Stated exercise
Take every line that has the string "charset" and copy it out.

Dataset entries
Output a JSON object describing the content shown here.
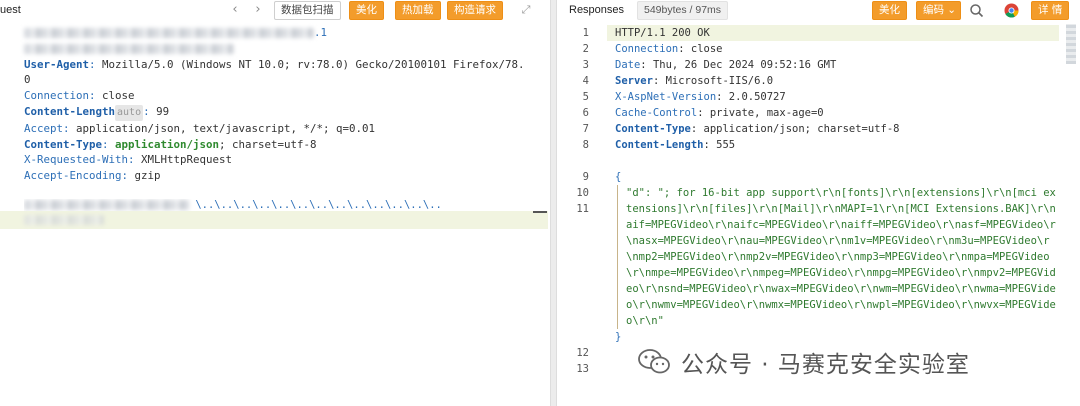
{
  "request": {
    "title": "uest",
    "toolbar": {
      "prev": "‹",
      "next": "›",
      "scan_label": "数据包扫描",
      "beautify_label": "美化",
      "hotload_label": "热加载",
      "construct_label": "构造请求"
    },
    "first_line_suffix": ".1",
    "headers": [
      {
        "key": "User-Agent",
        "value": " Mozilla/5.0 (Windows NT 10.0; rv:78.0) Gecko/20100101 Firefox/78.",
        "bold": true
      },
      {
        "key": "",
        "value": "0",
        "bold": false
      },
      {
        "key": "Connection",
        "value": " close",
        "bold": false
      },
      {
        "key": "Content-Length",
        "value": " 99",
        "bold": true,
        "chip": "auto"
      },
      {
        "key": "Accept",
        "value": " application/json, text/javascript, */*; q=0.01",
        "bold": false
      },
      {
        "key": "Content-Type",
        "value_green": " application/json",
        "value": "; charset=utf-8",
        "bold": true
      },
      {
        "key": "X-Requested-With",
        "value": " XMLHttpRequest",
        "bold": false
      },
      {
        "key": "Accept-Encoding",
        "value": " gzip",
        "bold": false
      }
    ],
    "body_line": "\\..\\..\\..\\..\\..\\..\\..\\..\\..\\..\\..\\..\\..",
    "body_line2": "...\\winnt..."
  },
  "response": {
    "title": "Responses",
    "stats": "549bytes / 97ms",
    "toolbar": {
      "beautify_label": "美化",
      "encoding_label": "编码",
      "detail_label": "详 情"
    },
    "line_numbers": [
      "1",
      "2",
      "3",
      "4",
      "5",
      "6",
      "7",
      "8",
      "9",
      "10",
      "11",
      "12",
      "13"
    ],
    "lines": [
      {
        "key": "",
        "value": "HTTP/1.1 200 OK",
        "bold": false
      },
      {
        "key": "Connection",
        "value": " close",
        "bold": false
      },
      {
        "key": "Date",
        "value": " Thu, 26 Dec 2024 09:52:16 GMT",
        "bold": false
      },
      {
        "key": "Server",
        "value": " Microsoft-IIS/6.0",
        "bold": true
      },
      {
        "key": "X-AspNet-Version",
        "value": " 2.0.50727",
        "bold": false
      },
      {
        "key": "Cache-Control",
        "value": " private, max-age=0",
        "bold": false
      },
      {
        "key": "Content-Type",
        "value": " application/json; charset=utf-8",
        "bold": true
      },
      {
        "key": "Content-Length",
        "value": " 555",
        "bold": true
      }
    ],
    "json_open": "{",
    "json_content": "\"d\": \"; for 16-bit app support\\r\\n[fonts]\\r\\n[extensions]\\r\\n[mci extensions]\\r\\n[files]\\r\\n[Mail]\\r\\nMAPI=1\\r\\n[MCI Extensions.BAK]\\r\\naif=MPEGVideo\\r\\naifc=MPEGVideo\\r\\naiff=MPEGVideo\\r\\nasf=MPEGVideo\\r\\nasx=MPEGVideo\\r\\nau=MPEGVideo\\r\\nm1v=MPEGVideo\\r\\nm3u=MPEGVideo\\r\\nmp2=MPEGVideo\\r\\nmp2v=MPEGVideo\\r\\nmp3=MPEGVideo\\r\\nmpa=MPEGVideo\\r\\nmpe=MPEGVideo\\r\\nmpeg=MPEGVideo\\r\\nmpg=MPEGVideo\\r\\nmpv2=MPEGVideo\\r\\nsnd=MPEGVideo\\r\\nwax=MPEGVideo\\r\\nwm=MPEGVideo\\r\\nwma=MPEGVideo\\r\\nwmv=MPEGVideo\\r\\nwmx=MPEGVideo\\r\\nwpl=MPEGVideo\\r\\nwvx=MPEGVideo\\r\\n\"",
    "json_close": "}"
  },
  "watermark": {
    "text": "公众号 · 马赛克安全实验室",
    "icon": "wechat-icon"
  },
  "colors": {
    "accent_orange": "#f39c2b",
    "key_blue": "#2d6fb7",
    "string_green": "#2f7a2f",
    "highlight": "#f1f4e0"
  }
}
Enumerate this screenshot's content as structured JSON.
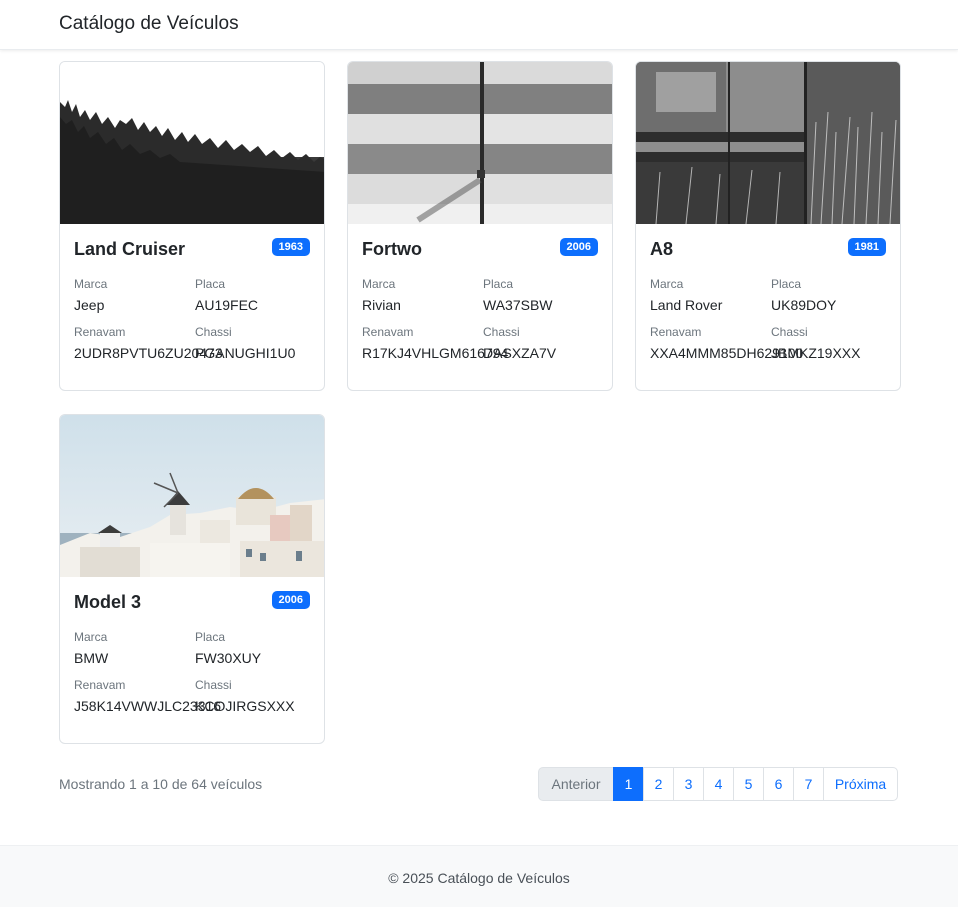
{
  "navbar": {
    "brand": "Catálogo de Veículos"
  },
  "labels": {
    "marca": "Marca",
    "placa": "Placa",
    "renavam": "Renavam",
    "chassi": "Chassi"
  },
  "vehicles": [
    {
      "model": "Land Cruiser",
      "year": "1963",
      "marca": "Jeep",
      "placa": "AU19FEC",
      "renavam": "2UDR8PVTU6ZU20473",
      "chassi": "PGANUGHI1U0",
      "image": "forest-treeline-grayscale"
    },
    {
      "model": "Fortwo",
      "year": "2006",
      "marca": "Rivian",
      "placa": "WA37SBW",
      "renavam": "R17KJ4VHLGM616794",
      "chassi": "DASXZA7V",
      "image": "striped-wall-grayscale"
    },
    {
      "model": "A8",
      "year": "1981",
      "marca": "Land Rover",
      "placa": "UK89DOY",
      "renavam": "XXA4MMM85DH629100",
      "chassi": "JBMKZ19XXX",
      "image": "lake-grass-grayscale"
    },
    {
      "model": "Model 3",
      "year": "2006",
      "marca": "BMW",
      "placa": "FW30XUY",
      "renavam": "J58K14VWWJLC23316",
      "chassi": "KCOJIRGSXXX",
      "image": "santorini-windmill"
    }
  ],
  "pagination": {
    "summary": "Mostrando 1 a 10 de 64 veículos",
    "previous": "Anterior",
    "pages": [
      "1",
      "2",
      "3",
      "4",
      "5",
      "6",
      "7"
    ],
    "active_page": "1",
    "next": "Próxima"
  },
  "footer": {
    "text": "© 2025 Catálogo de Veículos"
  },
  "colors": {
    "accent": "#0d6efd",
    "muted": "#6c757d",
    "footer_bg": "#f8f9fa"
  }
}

Response for this exercise
        "value": "; charset=utf-8",
        "value": " application/json; charset=utf-8",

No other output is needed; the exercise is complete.